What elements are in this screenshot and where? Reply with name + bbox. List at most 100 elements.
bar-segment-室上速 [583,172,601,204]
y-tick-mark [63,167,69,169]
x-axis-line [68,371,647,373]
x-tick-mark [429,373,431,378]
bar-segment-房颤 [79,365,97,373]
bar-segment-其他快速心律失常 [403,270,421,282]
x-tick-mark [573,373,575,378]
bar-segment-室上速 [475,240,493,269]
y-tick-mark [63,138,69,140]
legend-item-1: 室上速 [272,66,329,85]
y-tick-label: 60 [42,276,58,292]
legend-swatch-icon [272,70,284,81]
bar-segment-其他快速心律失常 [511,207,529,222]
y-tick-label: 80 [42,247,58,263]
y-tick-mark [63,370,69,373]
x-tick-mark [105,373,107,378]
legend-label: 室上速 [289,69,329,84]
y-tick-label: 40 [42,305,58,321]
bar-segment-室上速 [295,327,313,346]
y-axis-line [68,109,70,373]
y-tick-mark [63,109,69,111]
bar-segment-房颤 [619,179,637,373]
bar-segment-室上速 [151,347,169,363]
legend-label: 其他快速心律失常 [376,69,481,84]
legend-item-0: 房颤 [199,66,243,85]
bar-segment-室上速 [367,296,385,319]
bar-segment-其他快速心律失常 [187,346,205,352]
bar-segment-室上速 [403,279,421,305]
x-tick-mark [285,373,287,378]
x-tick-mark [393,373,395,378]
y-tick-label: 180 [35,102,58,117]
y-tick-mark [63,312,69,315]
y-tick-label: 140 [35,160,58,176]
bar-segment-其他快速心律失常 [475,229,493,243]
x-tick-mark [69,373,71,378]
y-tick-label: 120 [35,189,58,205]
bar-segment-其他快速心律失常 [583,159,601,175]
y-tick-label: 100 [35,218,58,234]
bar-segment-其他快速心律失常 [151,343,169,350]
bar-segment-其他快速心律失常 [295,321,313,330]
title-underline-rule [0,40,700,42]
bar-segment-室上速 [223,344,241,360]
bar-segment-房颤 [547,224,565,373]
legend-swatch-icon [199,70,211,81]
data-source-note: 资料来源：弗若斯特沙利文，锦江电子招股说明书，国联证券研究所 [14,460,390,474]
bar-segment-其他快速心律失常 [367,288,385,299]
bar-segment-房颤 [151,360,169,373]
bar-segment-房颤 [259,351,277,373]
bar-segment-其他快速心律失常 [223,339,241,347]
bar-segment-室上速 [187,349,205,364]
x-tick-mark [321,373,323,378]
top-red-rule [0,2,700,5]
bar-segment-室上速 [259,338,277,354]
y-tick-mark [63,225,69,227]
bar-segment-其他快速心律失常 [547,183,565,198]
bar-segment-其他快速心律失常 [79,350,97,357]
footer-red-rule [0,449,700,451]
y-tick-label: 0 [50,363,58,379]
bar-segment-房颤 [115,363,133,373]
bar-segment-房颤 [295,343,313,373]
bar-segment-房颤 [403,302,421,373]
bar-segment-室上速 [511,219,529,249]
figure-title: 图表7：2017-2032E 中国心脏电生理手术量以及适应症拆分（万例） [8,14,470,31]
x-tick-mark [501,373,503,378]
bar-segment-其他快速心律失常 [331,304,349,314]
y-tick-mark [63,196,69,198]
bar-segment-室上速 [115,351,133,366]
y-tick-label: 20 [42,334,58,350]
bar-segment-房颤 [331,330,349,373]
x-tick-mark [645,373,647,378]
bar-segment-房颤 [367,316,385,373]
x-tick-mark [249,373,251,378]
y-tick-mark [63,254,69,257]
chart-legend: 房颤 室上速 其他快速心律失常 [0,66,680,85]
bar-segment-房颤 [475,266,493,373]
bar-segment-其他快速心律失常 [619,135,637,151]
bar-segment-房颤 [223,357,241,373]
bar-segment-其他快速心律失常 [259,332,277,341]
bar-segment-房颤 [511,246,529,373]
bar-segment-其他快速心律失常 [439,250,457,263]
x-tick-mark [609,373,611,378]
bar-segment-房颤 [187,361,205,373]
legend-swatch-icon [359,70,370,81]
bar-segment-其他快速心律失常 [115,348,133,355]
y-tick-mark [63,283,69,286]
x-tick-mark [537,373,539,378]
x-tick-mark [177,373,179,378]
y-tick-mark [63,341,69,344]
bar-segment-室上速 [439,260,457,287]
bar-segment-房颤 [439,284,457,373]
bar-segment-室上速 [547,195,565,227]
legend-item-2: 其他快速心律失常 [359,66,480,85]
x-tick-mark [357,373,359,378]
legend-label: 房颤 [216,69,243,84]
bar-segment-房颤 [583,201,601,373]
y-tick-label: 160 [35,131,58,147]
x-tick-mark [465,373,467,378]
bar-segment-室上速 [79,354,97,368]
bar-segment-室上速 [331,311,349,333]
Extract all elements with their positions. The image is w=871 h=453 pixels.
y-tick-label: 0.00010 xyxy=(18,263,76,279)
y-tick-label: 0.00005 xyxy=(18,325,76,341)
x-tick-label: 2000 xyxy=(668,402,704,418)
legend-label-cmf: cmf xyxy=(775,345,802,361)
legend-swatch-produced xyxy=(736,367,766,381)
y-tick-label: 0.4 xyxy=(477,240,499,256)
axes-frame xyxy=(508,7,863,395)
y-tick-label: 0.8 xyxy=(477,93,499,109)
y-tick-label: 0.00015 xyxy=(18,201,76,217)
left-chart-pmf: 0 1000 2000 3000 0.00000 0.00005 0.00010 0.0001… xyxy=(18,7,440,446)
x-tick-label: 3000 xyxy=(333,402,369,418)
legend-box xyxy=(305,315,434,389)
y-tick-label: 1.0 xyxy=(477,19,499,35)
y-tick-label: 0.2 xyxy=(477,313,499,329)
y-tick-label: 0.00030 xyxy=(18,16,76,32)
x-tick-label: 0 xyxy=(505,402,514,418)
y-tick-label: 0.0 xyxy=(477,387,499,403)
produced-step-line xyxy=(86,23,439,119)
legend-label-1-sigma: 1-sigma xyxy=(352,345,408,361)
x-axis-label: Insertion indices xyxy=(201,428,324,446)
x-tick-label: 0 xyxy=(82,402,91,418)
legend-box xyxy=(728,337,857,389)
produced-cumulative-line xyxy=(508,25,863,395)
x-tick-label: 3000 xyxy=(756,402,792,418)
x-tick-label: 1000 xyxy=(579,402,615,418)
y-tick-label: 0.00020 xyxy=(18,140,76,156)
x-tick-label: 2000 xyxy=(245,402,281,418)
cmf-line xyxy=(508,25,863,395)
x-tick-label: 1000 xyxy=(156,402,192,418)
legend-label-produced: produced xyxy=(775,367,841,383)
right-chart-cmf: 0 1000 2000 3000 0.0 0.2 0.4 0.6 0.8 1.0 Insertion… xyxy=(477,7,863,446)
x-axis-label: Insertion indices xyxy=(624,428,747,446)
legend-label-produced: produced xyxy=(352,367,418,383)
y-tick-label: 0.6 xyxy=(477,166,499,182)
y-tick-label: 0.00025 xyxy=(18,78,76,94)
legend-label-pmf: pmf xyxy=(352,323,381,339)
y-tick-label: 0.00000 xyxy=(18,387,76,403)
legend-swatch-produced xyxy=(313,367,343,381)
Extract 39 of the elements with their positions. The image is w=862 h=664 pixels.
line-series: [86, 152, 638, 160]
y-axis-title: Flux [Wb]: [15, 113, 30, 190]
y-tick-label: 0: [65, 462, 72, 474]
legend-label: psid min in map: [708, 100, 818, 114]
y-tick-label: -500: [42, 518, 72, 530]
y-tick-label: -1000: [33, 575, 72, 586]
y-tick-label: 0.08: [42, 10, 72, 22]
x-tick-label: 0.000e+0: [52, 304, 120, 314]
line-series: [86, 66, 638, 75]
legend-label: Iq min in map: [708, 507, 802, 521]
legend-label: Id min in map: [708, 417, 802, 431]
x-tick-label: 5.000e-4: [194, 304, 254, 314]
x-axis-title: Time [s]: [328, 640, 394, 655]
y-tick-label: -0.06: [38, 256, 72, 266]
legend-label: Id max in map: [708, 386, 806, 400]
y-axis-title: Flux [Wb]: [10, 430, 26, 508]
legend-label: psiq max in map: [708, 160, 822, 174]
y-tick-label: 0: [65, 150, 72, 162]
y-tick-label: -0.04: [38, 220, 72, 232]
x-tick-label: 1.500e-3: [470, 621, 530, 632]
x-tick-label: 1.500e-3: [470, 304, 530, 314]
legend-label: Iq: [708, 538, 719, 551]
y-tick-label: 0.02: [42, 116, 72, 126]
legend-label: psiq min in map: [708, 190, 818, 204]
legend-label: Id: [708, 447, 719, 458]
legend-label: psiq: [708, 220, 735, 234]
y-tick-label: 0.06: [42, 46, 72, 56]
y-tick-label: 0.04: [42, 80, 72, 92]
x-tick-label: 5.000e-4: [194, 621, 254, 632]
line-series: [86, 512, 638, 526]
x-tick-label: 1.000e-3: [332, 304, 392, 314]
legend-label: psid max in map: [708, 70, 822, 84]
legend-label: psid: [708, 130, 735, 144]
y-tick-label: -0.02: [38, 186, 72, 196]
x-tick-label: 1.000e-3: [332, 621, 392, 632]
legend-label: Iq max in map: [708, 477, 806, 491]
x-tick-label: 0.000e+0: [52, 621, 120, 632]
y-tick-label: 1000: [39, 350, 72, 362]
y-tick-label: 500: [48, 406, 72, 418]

> [EXERCISE]: Could you reproduce the records above verbatim, from their first line through the line containing "legend-swatch-icon [272,70,284,81]", with that line included?

> [TASK RESPONSE]:
What elements are in this screenshot and where? Reply with name + bbox. List at most 100 elements.
bar-segment-室上速 [583,172,601,204]
y-tick-mark [63,167,69,169]
x-axis-line [68,371,647,373]
x-tick-mark [429,373,431,378]
bar-segment-房颤 [79,365,97,373]
bar-segment-其他快速心律失常 [403,270,421,282]
x-tick-mark [573,373,575,378]
bar-segment-室上速 [475,240,493,269]
y-tick-mark [63,138,69,140]
legend-item-1: 室上速 [272,66,329,85]
y-tick-label: 60 [42,276,58,292]
legend-swatch-icon [272,70,284,81]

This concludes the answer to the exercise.